__REQUIRED WORK__: It is required that all of the data be written out exactly.

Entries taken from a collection
------------------------------------

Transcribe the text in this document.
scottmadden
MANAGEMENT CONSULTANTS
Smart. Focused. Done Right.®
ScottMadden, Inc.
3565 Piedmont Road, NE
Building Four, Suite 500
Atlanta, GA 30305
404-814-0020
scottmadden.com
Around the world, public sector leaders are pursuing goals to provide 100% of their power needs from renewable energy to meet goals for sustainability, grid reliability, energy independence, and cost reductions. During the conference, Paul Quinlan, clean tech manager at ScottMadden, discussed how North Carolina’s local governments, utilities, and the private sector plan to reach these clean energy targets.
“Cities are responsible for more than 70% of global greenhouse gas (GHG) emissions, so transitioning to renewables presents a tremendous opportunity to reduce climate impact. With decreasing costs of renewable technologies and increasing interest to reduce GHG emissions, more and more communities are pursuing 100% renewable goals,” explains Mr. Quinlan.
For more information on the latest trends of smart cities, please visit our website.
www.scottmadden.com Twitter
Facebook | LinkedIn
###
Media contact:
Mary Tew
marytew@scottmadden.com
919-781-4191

------------------------------------

__COMPLETE ANSWER__:
Transcribe the text in this document.
scottmadden
MANAGEMENT CONSULTANTS
Smart. Focused. Done Right.®
ScottMadden, Inc.
3565 Piedmont Road, NE
Building Four, Suite 500
Atlanta, GA 30305
404-814-0020
scottmadden.com
Around the world, public sector leaders are pursuing goals to provide 100% of their power needs from renewable energy to meet goals for sustainability, grid reliability, energy independence, and cost reductions. During the conference, Paul Quinlan, clean tech manager at ScottMadden, discussed how North Carolina’s local governments, utilities, and the private sector plan to reach these clean energy targets.
“Cities are responsible for more than 70% of global greenhouse gas (GHG) emissions, so transitioning to renewables presents a tremendous opportunity to reduce climate impact. With decreasing costs of renewable technologies and increasing interest to reduce GHG emissions, more and more communities are pursuing 100% renewable goals,” explains Mr. Quinlan.
For more information on the latest trends of smart cities, please visit our website.
www.scottmadden.com Twitter
Facebook | LinkedIn
###
Media contact:
Mary Tew
marytew@scottmadden.com
919-781-4191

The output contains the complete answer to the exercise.